**What the task asks:** Gather every line below where "Finish" appears.

**Records for this task:**

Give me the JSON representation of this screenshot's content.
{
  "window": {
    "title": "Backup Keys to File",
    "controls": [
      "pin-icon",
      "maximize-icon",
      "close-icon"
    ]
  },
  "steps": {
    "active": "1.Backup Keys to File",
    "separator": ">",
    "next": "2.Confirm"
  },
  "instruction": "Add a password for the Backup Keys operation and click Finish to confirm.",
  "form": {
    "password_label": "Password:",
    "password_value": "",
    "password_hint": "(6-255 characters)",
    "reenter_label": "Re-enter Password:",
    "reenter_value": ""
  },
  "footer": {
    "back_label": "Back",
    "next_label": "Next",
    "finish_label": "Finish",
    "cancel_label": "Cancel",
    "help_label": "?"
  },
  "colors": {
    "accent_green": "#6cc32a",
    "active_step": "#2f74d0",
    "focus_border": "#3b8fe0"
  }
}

---

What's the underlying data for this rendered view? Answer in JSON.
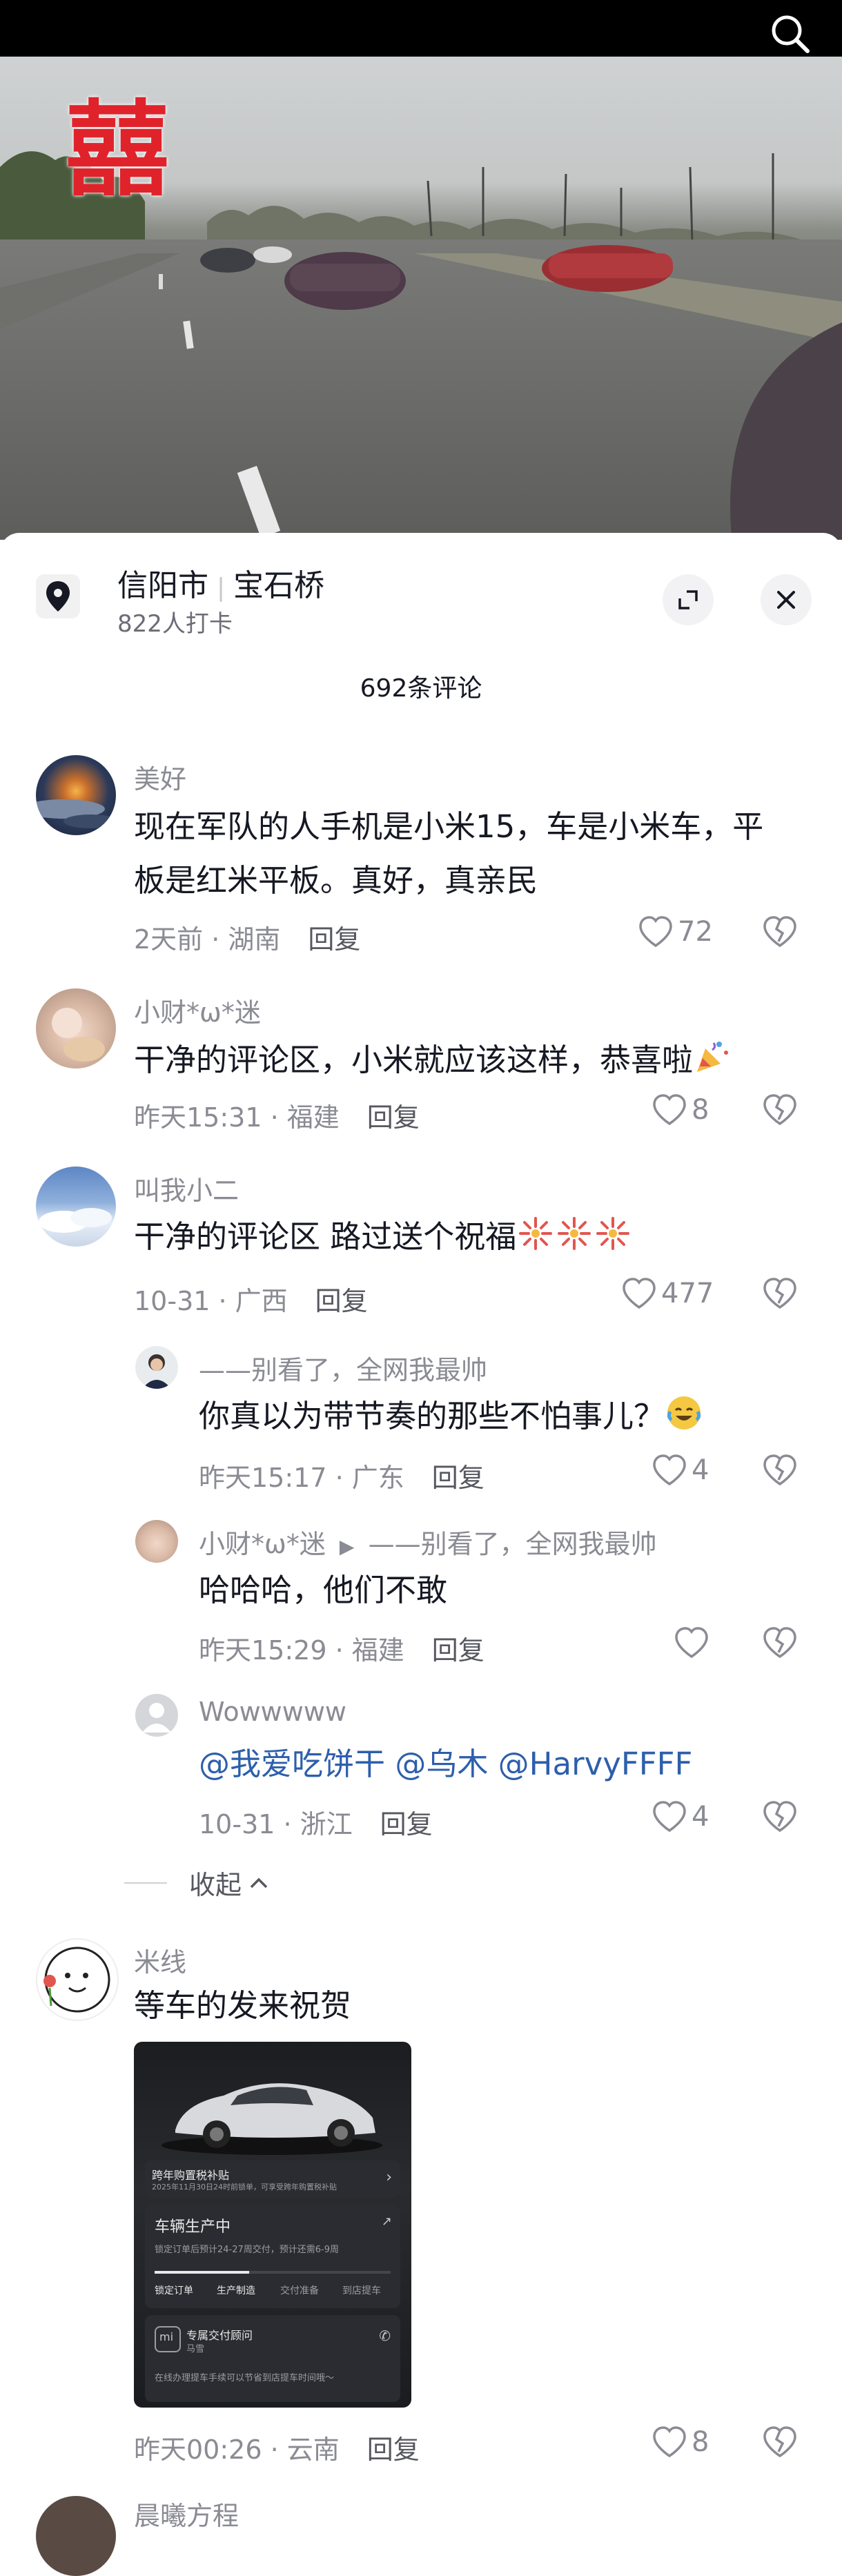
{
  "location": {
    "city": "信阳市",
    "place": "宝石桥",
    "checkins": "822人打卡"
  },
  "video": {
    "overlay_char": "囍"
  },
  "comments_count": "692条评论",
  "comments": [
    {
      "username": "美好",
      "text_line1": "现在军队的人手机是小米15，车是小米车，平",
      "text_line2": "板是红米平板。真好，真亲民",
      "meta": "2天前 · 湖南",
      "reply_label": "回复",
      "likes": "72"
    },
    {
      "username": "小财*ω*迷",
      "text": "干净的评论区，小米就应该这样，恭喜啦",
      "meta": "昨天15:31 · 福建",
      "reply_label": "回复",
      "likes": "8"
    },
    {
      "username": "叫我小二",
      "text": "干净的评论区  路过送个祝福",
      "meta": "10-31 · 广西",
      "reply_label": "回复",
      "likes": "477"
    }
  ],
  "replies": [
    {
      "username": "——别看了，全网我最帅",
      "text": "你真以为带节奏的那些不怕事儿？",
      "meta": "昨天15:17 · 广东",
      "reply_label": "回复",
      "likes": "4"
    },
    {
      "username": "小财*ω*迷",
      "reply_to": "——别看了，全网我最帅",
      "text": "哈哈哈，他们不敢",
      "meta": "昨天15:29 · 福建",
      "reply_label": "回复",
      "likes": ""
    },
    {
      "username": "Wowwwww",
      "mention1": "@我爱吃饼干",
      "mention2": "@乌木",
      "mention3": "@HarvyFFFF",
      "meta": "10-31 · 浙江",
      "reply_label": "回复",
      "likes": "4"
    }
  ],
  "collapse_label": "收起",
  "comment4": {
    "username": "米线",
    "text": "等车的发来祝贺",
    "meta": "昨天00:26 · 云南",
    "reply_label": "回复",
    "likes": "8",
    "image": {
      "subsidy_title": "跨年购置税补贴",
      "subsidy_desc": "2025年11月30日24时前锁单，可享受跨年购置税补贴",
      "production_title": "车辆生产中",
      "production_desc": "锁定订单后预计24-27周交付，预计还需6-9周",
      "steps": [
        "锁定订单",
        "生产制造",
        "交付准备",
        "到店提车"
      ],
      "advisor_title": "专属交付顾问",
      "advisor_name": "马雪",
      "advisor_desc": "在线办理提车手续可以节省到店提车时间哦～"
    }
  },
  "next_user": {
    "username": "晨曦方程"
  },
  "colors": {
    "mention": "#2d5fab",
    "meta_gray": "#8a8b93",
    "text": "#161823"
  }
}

**Reply:**
  "instruction": "Add a password for the Backup Keys operation and click Finish to confirm.",
    "finish_label": "Finish",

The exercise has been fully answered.